[Begin Records supplied]

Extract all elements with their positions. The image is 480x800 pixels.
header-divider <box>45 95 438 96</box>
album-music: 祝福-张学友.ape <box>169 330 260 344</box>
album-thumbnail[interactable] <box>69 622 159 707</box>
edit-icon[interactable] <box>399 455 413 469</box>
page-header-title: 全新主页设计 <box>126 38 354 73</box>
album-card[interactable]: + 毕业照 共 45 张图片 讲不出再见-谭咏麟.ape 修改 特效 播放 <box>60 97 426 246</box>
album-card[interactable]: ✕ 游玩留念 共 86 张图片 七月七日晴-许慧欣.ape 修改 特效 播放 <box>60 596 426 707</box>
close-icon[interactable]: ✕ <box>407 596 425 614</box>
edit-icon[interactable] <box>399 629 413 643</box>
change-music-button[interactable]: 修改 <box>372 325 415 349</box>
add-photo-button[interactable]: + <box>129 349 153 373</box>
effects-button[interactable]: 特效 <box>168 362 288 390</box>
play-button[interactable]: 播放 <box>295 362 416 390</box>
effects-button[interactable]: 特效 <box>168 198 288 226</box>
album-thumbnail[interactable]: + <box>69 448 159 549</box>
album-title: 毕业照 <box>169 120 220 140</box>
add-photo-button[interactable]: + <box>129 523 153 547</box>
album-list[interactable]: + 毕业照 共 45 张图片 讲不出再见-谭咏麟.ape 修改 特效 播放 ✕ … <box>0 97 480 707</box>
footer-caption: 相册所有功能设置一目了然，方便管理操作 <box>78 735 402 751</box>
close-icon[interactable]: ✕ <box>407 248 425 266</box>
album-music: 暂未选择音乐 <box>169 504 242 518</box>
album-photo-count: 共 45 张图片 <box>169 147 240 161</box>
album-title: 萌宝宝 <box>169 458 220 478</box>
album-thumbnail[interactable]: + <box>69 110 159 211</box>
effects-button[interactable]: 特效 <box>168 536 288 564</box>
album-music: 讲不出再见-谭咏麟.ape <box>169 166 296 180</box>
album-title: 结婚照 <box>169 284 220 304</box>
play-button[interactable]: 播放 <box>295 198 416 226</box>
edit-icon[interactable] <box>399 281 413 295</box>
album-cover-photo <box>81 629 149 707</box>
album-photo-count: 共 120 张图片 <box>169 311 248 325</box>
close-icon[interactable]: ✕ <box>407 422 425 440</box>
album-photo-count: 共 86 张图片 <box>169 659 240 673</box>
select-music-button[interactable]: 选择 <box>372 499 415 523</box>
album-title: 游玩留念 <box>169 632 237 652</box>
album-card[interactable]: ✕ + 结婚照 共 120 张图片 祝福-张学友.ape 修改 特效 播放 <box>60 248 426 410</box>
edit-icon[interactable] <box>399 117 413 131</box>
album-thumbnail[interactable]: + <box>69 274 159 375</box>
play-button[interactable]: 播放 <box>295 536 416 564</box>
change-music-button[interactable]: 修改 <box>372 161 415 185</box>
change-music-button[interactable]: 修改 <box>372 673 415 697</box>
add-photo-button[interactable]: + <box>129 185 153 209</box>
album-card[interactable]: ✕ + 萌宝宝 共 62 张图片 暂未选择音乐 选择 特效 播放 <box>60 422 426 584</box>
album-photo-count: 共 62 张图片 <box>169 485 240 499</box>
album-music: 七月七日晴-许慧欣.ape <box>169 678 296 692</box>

[End Records supplied]

**What you are asked to do:** Count how many lines above contain the string "title". Reply with the number alone.

**Solution to this problem:** 5